Task goal: How many lines hold the string "получаем"? Give only the number.

Source data:

>>>

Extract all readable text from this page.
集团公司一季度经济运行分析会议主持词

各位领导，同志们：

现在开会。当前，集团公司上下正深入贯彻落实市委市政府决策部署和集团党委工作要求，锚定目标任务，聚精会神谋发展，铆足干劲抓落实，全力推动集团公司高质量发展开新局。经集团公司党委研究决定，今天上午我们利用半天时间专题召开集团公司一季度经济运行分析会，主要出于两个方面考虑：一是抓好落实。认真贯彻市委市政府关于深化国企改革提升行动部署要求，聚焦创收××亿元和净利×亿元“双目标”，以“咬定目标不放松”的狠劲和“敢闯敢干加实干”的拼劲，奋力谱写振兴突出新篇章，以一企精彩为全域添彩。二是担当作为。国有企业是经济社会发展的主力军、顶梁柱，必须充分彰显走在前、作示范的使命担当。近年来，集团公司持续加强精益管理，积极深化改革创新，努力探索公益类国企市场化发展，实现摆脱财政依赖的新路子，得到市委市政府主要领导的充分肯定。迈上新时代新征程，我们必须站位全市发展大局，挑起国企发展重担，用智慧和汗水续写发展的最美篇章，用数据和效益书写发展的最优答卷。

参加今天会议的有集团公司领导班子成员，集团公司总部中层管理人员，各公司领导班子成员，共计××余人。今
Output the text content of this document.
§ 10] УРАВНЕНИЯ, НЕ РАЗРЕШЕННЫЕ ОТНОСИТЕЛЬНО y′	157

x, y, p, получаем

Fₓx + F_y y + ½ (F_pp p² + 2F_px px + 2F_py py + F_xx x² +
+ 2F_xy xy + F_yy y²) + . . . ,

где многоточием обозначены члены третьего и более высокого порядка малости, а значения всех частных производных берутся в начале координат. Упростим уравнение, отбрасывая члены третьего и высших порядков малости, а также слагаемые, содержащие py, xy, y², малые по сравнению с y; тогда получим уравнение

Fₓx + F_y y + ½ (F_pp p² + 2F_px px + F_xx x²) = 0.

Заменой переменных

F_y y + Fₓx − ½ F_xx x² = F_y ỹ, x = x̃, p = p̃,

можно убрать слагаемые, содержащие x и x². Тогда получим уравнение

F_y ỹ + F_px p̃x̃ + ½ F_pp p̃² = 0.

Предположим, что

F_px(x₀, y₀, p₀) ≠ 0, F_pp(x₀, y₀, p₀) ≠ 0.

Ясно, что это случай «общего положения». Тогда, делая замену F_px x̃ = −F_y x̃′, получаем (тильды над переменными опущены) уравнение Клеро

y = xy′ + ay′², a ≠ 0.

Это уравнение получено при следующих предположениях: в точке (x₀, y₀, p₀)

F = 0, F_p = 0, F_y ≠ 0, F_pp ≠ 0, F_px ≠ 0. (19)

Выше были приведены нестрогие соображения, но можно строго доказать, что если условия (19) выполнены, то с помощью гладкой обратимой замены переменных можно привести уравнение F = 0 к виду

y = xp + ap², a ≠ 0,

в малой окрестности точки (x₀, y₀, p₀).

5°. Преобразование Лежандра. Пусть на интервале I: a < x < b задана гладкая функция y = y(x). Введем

<<<

Result of this task: 2